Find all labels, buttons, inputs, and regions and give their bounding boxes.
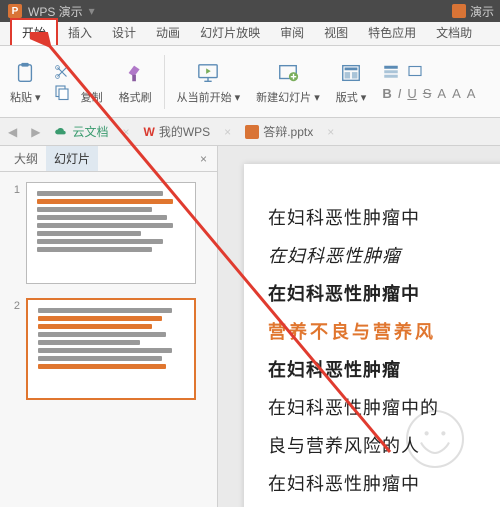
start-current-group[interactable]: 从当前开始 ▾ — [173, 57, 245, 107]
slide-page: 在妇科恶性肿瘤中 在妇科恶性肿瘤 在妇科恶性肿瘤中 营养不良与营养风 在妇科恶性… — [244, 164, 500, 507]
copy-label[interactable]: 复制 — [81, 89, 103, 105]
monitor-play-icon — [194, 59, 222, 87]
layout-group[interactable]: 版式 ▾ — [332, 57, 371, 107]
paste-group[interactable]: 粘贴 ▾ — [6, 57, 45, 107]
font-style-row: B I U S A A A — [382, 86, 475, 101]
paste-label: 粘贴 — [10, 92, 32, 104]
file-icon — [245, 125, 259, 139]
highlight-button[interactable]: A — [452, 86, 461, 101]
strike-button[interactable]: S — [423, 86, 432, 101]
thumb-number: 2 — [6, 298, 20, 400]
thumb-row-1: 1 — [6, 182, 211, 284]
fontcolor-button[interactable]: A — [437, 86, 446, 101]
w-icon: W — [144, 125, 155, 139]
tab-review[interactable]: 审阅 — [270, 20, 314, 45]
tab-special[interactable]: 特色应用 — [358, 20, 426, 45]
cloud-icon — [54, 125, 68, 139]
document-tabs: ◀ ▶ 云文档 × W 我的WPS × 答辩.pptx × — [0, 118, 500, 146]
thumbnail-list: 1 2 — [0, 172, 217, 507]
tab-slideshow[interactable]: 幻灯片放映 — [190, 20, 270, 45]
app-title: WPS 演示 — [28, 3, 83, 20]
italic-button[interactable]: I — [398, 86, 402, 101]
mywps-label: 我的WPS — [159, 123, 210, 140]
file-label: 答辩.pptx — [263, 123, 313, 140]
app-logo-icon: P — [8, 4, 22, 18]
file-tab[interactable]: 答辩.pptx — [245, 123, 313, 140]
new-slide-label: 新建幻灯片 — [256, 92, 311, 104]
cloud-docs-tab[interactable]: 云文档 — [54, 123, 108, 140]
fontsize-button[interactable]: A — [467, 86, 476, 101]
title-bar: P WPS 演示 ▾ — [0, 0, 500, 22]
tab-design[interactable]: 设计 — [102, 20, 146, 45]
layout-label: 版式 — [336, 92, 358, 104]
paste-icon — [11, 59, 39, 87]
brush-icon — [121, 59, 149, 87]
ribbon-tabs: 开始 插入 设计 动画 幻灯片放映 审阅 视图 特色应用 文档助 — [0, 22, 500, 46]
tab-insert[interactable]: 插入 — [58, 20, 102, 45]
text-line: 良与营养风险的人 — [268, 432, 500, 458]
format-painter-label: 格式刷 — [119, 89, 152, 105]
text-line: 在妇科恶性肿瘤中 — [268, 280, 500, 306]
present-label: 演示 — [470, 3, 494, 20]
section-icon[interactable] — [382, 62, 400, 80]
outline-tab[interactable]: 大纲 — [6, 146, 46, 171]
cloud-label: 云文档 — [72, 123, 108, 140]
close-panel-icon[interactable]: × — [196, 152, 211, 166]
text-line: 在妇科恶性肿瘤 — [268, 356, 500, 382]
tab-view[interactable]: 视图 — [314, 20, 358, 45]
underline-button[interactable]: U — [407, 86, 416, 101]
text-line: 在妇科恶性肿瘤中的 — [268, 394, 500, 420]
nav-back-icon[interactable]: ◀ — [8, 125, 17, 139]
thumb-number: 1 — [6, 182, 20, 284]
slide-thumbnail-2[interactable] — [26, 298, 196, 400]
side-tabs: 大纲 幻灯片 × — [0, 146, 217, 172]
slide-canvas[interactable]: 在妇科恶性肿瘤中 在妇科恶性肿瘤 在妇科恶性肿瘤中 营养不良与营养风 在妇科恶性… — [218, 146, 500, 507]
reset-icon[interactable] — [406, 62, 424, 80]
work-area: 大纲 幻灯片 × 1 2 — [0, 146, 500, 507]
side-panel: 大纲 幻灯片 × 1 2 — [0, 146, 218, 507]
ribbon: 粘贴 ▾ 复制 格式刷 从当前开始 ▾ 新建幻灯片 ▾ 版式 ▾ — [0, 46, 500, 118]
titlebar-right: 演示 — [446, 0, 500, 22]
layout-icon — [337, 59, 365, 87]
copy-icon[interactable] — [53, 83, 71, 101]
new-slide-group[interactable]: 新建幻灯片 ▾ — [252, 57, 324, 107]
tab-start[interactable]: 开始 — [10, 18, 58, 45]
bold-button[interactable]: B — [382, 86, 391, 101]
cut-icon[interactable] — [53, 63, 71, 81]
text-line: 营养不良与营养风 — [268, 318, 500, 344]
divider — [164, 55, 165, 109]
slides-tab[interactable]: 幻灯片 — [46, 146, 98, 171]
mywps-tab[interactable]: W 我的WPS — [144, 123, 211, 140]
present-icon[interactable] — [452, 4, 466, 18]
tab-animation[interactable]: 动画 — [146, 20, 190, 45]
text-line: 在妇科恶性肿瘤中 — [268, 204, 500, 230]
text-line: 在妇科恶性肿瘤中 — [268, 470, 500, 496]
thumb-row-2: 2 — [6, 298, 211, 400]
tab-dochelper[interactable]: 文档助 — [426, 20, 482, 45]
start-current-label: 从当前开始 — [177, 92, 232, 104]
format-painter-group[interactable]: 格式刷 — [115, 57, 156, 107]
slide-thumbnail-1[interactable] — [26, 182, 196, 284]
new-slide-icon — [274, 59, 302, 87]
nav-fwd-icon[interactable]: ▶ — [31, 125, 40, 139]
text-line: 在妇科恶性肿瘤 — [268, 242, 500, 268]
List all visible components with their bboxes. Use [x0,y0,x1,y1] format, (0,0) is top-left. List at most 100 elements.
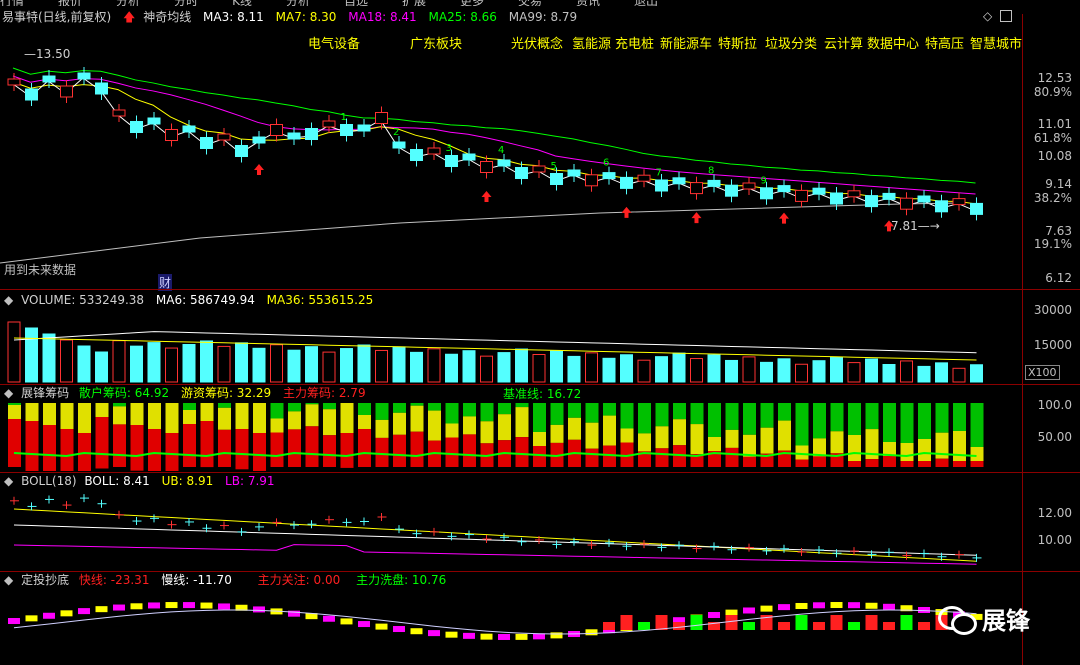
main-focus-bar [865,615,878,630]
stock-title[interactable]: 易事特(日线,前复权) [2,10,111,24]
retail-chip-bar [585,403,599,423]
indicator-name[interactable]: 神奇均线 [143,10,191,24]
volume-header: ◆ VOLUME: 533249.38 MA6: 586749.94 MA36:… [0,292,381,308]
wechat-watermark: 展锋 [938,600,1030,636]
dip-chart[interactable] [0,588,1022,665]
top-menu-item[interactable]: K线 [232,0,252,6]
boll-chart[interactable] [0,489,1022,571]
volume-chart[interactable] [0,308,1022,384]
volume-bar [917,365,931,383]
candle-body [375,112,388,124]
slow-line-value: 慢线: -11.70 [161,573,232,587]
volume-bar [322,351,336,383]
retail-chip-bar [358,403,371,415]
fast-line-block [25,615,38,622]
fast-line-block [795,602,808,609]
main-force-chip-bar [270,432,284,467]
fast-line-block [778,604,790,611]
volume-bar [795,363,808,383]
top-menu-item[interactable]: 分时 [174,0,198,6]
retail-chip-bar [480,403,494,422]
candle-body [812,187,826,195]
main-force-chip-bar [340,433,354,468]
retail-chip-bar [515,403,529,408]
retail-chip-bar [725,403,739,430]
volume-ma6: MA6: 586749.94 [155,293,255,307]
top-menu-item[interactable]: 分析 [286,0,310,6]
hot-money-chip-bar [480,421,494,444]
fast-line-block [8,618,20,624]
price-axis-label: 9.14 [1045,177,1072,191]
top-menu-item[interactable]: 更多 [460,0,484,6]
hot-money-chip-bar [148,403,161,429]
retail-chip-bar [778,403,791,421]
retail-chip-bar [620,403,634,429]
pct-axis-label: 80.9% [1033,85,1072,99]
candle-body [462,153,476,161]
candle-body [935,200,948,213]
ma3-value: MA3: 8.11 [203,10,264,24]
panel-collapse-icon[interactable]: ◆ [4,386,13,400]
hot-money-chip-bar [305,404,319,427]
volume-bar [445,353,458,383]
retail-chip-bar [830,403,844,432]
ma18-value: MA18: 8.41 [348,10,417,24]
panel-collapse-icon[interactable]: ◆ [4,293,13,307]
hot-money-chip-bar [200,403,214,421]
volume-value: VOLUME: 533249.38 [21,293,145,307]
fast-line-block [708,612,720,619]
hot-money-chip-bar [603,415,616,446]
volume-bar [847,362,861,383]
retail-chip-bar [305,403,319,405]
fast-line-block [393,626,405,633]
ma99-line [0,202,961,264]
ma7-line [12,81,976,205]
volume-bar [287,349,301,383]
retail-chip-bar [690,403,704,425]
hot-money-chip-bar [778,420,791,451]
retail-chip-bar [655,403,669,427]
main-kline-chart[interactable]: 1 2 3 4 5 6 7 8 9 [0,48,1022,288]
=-=-=-=-=
Collect every line of the entries that contains the string "format".

◆ **Solution for this problem**
format-painter-label: 格式刷 — [119, 89, 152, 105]
format-painter-group[interactable]: 格式刷 — [115, 57, 156, 107]
List all visible components with their bboxes. Use [x0,y0,x1,y1] format, (0,0) is top-left. List at most 100 elements.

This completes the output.